What this task involves => Please rewrite the records starting with the line that contains "footnote-ref-38: 38: [212, 785, 226, 801]" and going on through the line that contains "footnote-text: Duroselle, Décadence, S.", replacing "Einleitung" with "Vorwort" and leaving everything else unchanged. Return only those lines.

Data for processing =>
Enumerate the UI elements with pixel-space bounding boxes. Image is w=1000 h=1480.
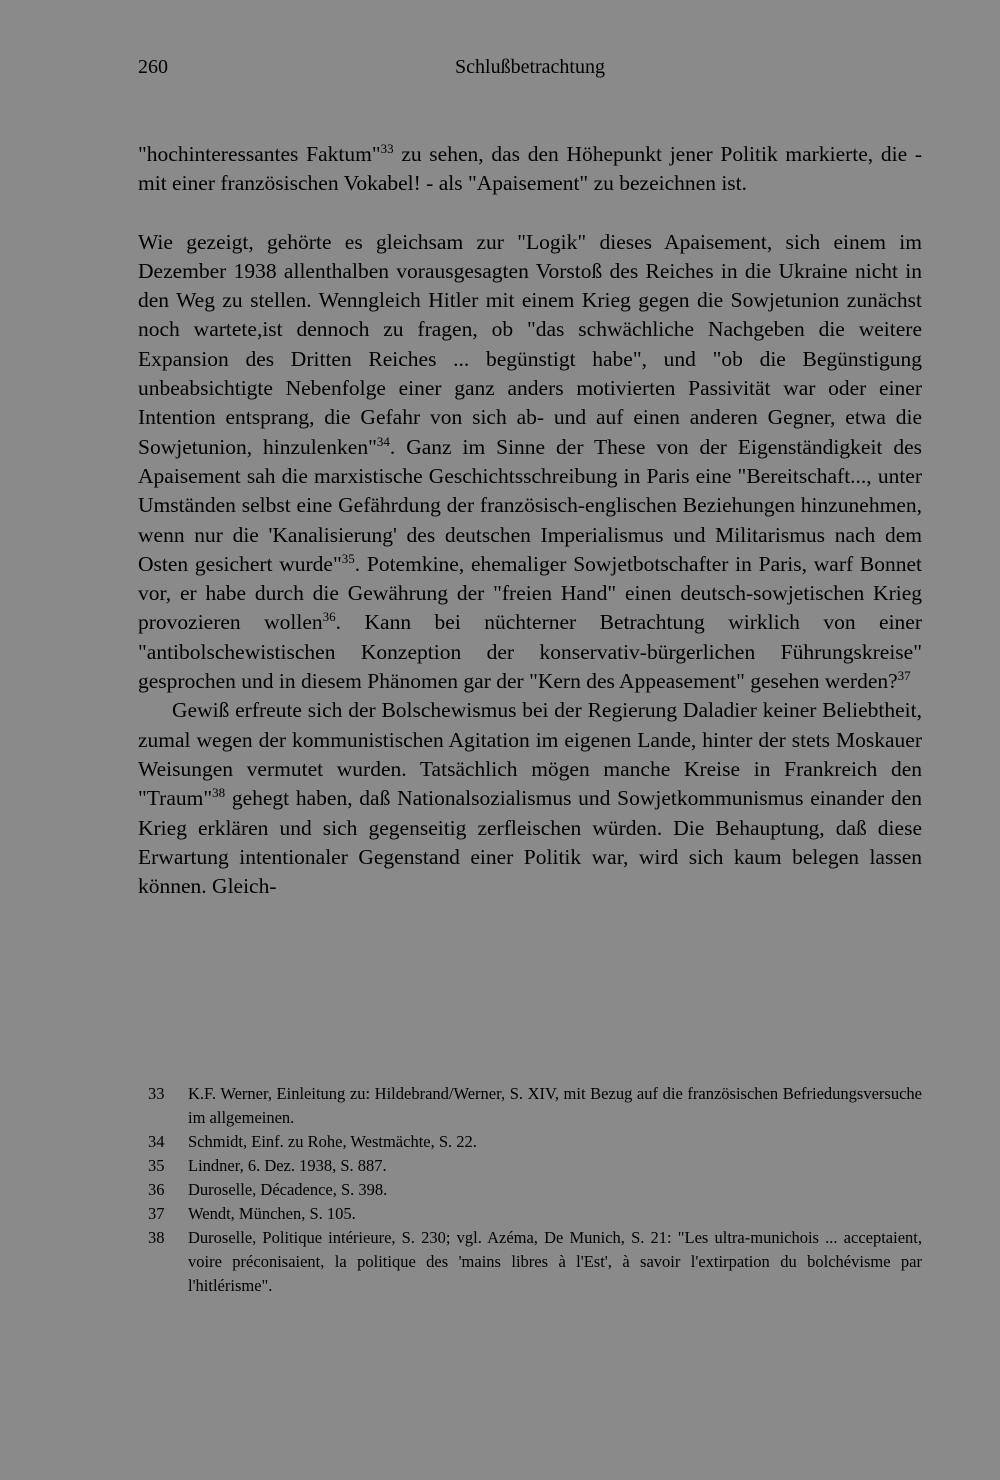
footnote-ref-38: 38: [212, 785, 226, 801]
footnote-number: 38: [148, 1228, 165, 1247]
text-run: . Kann bei nüchterner Betrachtung wirklich von einer "antibolschewistischen Konzeption der konservativ-bürgerlichen Führungskreise" gesprochen und in diesem Phänomen gar der "Kern des Appeasement" gesehen werden?: [138, 610, 922, 694]
footnote-text: K.F. Werner, Einleitung zu: Hildebrand/Werner, S. XIV, mit Bezug auf die französischen Befriedungsversuche im allgemeinen.: [188, 1084, 922, 1127]
paragraph-1: [138, 140, 922, 199]
footnote-text: Duroselle, Décadence, S. 398.: [188, 1180, 388, 1199]
footnote-number: 35: [148, 1156, 165, 1175]
footnote-number: 34: [148, 1132, 165, 1151]
footnote-35: [148, 1154, 922, 1178]
text-run: . Ganz im Sinne der These von der Eigenständigkeit des Apaisement sah die marxistische Geschichtsschreibung in Paris eine "Bereitschaft..., unter Umständen selbst eine Gefährdung der französisch-englischen Beziehungen hinzunehmen, wenn nur die 'Kanalisierung' des deutschen Imperialismus und Militarismus nach dem Osten gesichert wurde": [138, 434, 922, 576]
text-run: zu sehen, das den Höhepunkt jener Politik markierte, die - mit einer französischen Vokabel! - als "Apaisement" zu bezeichnen ist.: [138, 142, 922, 196]
footnote-number: 36: [148, 1180, 165, 1199]
footnote-number: 33: [148, 1084, 165, 1103]
footnote-text: Duroselle, Politique intérieure, S. 230; vgl. Azéma, De Munich, S. 21: "Les ultra-munichois ... acceptaient, voire préconisaient, la politique des 'mains libres à l'Est', à savoir l'extirpation du bolchévisme par l'hitlérisme".: [188, 1228, 922, 1295]
footnote-33: [148, 1082, 922, 1130]
footnotes: [148, 1082, 922, 1298]
main-text: [138, 140, 922, 901]
text-run: Wie gezeigt, gehörte es gleichsam zur "Logik" dieses Apaisement, sich einem im Dezember 1938 allenthalben vorausgesagten Vorstoß des Reiches in die Ukraine nicht in den Weg zu stellen. Wenngleich Hitler mit einem Krieg gegen die Sowjetunion zunächst noch wartete,ist dennoch zu fragen, ob "das schwächliche Nachgeben die weitere Expansion des Dritten Reiches ... begünstigt habe", und "ob die Begünstigung unbeabsichtigte Nebenfolge einer ganz anders motivierten Passivität war oder einer Intention entsprang, die Gefahr von sich ab- und auf einen anderen Gegner, etwa die Sowjetunion, hinzulenken": [138, 229, 922, 459]
footnote-text: Lindner, 6. Dez. 1938, S. 887.: [188, 1156, 387, 1175]
footnote-ref-33: 33: [380, 140, 394, 156]
footnote-text: Schmidt, Einf. zu Rohe, Westmächte, S. 22.: [188, 1132, 477, 1151]
footnote-34: [148, 1130, 922, 1154]
footnote-38: [148, 1226, 922, 1298]
text-run: Gewiß erfreute sich der Bolschewismus bei der Regierung Daladier keiner Beliebtheit, zumal wegen der kommunistischen Agitation im eigenen Lande, hinter der stets Moskauer Weisungen vermutet wurden. Tatsächlich mögen manche Kreise in Frankreich den "Traum": [138, 698, 922, 811]
footnote-ref-34: 34: [376, 433, 390, 449]
paragraph-3: [138, 696, 922, 901]
footnote-ref-37: 37: [897, 667, 911, 683]
running-header: [138, 56, 922, 86]
footnote-number: 37: [148, 1204, 165, 1223]
footnote-ref-36: 36: [322, 609, 336, 625]
paragraph-2: [138, 228, 922, 697]
footnote-37: [148, 1202, 922, 1226]
footnote-36: [148, 1178, 922, 1202]
running-title: Schlußbetrachtung: [455, 56, 605, 78]
text-run: . Potemkine, ehemaliger Sowjetbotschafter in Paris, warf Bonnet vor, er habe durch die Gewährung der "freien Hand" einen deutsch-sowjetischen Krieg provozieren wollen: [138, 551, 922, 635]
page-number: 260: [138, 56, 168, 78]
text-run: "hochinteressantes Faktum": [138, 142, 381, 166]
text-run: gehegt haben, daß Nationalsozialismus und Sowjetkommunismus einander den Krieg erklären und sich gegenseitig zerfleischen würden. Die Behauptung, daß diese Erwartung intentionaler Gegenstand einer Politik war, wird sich kaum belegen lassen können. Gleich-: [138, 786, 922, 899]
footnote-text: Wendt, München, S. 105.: [188, 1204, 356, 1223]
footnote-ref-35: 35: [341, 550, 355, 566]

Response to the exercise =>
footnote-ref-38: 38: [212, 785, 226, 801]
footnote-number: 38: [148, 1228, 165, 1247]
text-run: . Kann bei nüchterner Betrachtung wirklich von einer "antibolschewistischen Konzeption der konservativ-bürgerlichen Führungskreise" gesprochen und in diesem Phänomen gar der "Kern des Appeasement" gesehen werden?: [138, 610, 922, 694]
footnote-text: K.F. Werner, Vorwort zu: Hildebrand/Werner, S. XIV, mit Bezug auf die französischen Befriedungsversuche im allgemeinen.: [188, 1084, 922, 1127]
paragraph-1: [138, 140, 922, 199]
footnote-text: Duroselle, Décadence, S. 398.: [188, 1180, 388, 1199]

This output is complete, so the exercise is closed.